**WHAT YOU ARE ASKED TO DO:** Each entry below is to be printed verbatim.

(Extracted data entries)
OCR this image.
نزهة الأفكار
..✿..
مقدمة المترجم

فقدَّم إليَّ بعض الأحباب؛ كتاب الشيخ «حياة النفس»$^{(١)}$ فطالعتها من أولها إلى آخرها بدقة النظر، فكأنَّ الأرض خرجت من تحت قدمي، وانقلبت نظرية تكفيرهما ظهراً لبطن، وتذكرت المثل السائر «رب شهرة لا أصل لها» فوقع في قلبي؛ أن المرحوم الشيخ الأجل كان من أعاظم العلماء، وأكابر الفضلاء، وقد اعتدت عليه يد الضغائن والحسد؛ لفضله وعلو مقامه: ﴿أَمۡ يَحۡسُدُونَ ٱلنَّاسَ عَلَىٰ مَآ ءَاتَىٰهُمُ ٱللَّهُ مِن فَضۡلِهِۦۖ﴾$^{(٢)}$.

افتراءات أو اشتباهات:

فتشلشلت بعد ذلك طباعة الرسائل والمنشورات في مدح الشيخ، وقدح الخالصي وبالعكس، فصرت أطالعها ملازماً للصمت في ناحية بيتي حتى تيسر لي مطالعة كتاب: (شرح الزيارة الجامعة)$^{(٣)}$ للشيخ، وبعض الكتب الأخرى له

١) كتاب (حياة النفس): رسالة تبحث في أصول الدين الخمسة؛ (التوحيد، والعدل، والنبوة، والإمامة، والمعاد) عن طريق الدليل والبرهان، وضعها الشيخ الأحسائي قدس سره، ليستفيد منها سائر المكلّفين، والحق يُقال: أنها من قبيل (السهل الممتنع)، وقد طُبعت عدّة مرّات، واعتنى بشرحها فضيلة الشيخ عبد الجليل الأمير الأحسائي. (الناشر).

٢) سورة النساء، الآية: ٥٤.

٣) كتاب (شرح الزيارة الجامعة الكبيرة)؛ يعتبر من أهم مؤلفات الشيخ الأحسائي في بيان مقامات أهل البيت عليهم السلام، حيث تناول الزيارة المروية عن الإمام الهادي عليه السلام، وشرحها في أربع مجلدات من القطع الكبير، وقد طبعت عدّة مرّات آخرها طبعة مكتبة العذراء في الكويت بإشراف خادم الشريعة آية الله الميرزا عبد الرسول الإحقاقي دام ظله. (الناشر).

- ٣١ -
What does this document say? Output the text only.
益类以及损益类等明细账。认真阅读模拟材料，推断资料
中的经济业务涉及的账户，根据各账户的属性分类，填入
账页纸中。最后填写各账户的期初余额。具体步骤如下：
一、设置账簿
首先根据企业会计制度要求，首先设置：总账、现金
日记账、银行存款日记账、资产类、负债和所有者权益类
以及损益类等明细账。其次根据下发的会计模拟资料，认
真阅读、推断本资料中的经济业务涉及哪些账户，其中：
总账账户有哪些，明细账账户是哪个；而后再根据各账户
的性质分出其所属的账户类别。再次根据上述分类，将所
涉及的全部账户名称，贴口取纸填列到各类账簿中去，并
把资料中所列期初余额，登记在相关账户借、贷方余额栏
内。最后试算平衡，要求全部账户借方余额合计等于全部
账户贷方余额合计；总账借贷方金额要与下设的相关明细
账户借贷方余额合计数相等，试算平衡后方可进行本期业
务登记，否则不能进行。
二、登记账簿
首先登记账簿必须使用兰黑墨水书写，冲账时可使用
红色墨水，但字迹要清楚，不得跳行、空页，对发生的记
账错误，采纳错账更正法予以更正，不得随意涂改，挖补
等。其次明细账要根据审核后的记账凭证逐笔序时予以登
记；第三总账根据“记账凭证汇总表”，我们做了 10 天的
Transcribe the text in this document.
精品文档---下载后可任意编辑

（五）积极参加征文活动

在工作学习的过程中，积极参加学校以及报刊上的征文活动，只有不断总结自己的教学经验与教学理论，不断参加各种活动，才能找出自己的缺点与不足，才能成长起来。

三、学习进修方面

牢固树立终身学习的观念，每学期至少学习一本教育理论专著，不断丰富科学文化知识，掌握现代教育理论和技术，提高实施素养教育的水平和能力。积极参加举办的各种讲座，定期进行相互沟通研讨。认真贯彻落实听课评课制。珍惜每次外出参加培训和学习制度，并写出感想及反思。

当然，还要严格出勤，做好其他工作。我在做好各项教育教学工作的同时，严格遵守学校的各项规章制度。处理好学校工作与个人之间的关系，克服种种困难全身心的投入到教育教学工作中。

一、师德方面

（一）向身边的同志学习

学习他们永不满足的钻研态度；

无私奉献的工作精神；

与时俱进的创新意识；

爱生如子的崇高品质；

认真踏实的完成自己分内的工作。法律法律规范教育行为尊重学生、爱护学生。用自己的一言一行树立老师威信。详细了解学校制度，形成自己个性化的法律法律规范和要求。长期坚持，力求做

**SOLUTION FOR THIS PROBLEM:**
OCR this image.
نزهة الأفكار
..✿..
مقدمة المترجم

فقدَّم إليَّ بعض الأحباب؛ كتاب الشيخ «حياة النفس»$^{(١)}$ فطالعتها من أولها إلى آخرها بدقة النظر، فكأنَّ الأرض خرجت من تحت قدمي، وانقلبت نظرية تكفيرهما ظهراً لبطن، وتذكرت المثل السائر «رب شهرة لا أصل لها» فوقع في قلبي؛ أن المرحوم الشيخ الأجل كان من أعاظم العلماء، وأكابر الفضلاء، وقد اعتدت عليه يد الضغائن والحسد؛ لفضله وعلو مقامه: ﴿أَمۡ يَحۡسُدُونَ ٱلنَّاسَ عَلَىٰ مَآ ءَاتَىٰهُمُ ٱللَّهُ مِن فَضۡلِهِۦۖ﴾$^{(٢)}$.

افتراءات أو اشتباهات:

فتشلشلت بعد ذلك طباعة الرسائل والمنشورات في مدح الشيخ، وقدح الخالصي وبالعكس، فصرت أطالعها ملازماً للصمت في ناحية بيتي حتى تيسر لي مطالعة كتاب: (شرح الزيارة الجامعة)$^{(٣)}$ للشيخ، وبعض الكتب الأخرى له

١) كتاب (حياة النفس): رسالة تبحث في أصول الدين الخمسة؛ (التوحيد، والعدل، والنبوة، والإمامة، والمعاد) عن طريق الدليل والبرهان، وضعها الشيخ الأحسائي قدس سره، ليستفيد منها سائر المكلّفين، والحق يُقال: أنها من قبيل (السهل الممتنع)، وقد طُبعت عدّة مرّات، واعتنى بشرحها فضيلة الشيخ عبد الجليل الأمير الأحسائي. (الناشر).

٢) سورة النساء، الآية: ٥٤.

٣) كتاب (شرح الزيارة الجامعة الكبيرة)؛ يعتبر من أهم مؤلفات الشيخ الأحسائي في بيان مقامات أهل البيت عليهم السلام، حيث تناول الزيارة المروية عن الإمام الهادي عليه السلام، وشرحها في أربع مجلدات من القطع الكبير، وقد طبعت عدّة مرّات آخرها طبعة مكتبة العذراء في الكويت بإشراف خادم الشريعة آية الله الميرزا عبد الرسول الإحقاقي دام ظله. (الناشر).

- ٣١ -
What does this document say? Output the text only.
益类以及损益类等明细账。认真阅读模拟材料，推断资料
中的经济业务涉及的账户，根据各账户的属性分类，填入
账页纸中。最后填写各账户的期初余额。具体步骤如下：
一、设置账簿
首先根据企业会计制度要求，首先设置：总账、现金
日记账、银行存款日记账、资产类、负债和所有者权益类
以及损益类等明细账。其次根据下发的会计模拟资料，认
真阅读、推断本资料中的经济业务涉及哪些账户，其中：
总账账户有哪些，明细账账户是哪个；而后再根据各账户
的性质分出其所属的账户类别。再次根据上述分类，将所
涉及的全部账户名称，贴口取纸填列到各类账簿中去，并
把资料中所列期初余额，登记在相关账户借、贷方余额栏
内。最后试算平衡，要求全部账户借方余额合计等于全部
账户贷方余额合计；总账借贷方金额要与下设的相关明细
账户借贷方余额合计数相等，试算平衡后方可进行本期业
务登记，否则不能进行。
二、登记账簿
首先登记账簿必须使用兰黑墨水书写，冲账时可使用
红色墨水，但字迹要清楚，不得跳行、空页，对发生的记
账错误，采纳错账更正法予以更正，不得随意涂改，挖补
等。其次明细账要根据审核后的记账凭证逐笔序时予以登
记；第三总账根据“记账凭证汇总表”，我们做了 10 天的
Transcribe the text in this document.
精品文档---下载后可任意编辑

（五）积极参加征文活动

在工作学习的过程中，积极参加学校以及报刊上的征文活动，只有不断总结自己的教学经验与教学理论，不断参加各种活动，才能找出自己的缺点与不足，才能成长起来。

三、学习进修方面

牢固树立终身学习的观念，每学期至少学习一本教育理论专著，不断丰富科学文化知识，掌握现代教育理论和技术，提高实施素养教育的水平和能力。积极参加举办的各种讲座，定期进行相互沟通研讨。认真贯彻落实听课评课制。珍惜每次外出参加培训和学习制度，并写出感想及反思。

当然，还要严格出勤，做好其他工作。我在做好各项教育教学工作的同时，严格遵守学校的各项规章制度。处理好学校工作与个人之间的关系，克服种种困难全身心的投入到教育教学工作中。

一、师德方面

（一）向身边的同志学习

学习他们永不满足的钻研态度；

无私奉献的工作精神；

与时俱进的创新意识；

爱生如子的崇高品质；

认真踏实的完成自己分内的工作。法律法律规范教育行为尊重学生、爱护学生。用自己的一言一行树立老师威信。详细了解学校制度，形成自己个性化的法律法律规范和要求。长期坚持，力求做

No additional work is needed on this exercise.